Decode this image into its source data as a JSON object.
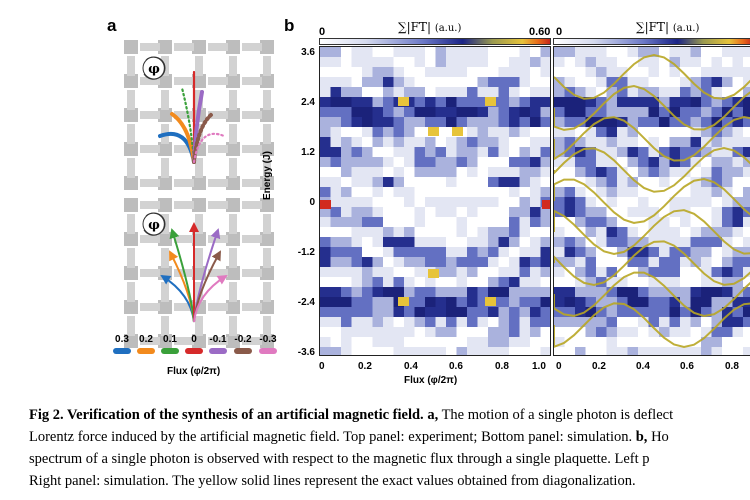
{
  "panel_labels": {
    "a": "a",
    "b": "b"
  },
  "panel_a": {
    "phi_symbol": "φ",
    "legend_values": [
      "0.3",
      "0.2",
      "0.1",
      "0",
      "-0.1",
      "-0.2",
      "-0.3"
    ],
    "legend_colors": [
      "#1f6fc0",
      "#f28a1d",
      "#3aa03a",
      "#d62a2a",
      "#9b6bc5",
      "#8a5a4a",
      "#e07ac0"
    ],
    "flux_label": "Flux (φ/2π)"
  },
  "panel_b": {
    "colorbar_left": {
      "title": "∑|FT|",
      "unit": "(a.u.)",
      "min": "0",
      "max": "0.60"
    },
    "colorbar_right": {
      "title": "∑|FT|",
      "unit": "(a.u.)",
      "min": "0"
    },
    "y_axis": {
      "label": "Energy (J)",
      "ticks": [
        "3.6",
        "2.4",
        "1.2",
        "0",
        "-1.2",
        "-2.4",
        "-3.6"
      ]
    },
    "x_axis": {
      "label": "Flux (φ/2π)",
      "ticks_left": [
        "0",
        "0.2",
        "0.4",
        "0.6",
        "0.8",
        "1.0"
      ],
      "ticks_right": [
        "0",
        "0.2",
        "0.4",
        "0.6",
        "0.8"
      ]
    }
  },
  "caption": {
    "line1_bold": "Fig 2. Verification of the synthesis of an artificial magnetic field.",
    "line1_a": "a,",
    "line1_rest": "The motion of a single photon is deflect",
    "line2": "Lorentz force induced by the artificial magnetic field. Top panel: experiment; Bottom panel: simulation.",
    "line2_b": "b,",
    "line2_rest": "Ho",
    "line3": "spectrum of a single photon is observed with respect to the magnetic flux through a single plaquette. Left p",
    "line4": "Right panel: simulation. The yellow solid lines represent the exact values obtained from diagonalization."
  }
}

_EXERCISE_
Transcribe the records above verbatim. Do not carry over any picture.

_RESULT OF THE TASK_
Decode this image into its source data as a JSON object.
{
  "panel_labels": {
    "a": "a",
    "b": "b"
  },
  "panel_a": {
    "phi_symbol": "φ",
    "legend_values": [
      "0.3",
      "0.2",
      "0.1",
      "0",
      "-0.1",
      "-0.2",
      "-0.3"
    ],
    "legend_colors": [
      "#1f6fc0",
      "#f28a1d",
      "#3aa03a",
      "#d62a2a",
      "#9b6bc5",
      "#8a5a4a",
      "#e07ac0"
    ],
    "flux_label": "Flux (φ/2π)"
  },
  "panel_b": {
    "colorbar_left": {
      "title": "∑|FT|",
      "unit": "(a.u.)",
      "min": "0",
      "max": "0.60"
    },
    "colorbar_right": {
      "title": "∑|FT|",
      "unit": "(a.u.)",
      "min": "0"
    },
    "y_axis": {
      "label": "Energy (J)",
      "ticks": [
        "3.6",
        "2.4",
        "1.2",
        "0",
        "-1.2",
        "-2.4",
        "-3.6"
      ]
    },
    "x_axis": {
      "label": "Flux (φ/2π)",
      "ticks_left": [
        "0",
        "0.2",
        "0.4",
        "0.6",
        "0.8",
        "1.0"
      ],
      "ticks_right": [
        "0",
        "0.2",
        "0.4",
        "0.6",
        "0.8"
      ]
    }
  },
  "caption": {
    "line1_bold": "Fig 2. Verification of the synthesis of an artificial magnetic field.",
    "line1_a": "a,",
    "line1_rest": "The motion of a single photon is deflect",
    "line2": "Lorentz force induced by the artificial magnetic field. Top panel: experiment; Bottom panel: simulation.",
    "line2_b": "b,",
    "line2_rest": "Ho",
    "line3": "spectrum of a single photon is observed with respect to the magnetic flux through a single plaquette. Left p",
    "line4": "Right panel: simulation. The yellow solid lines represent the exact values obtained from diagonalization."
  }
}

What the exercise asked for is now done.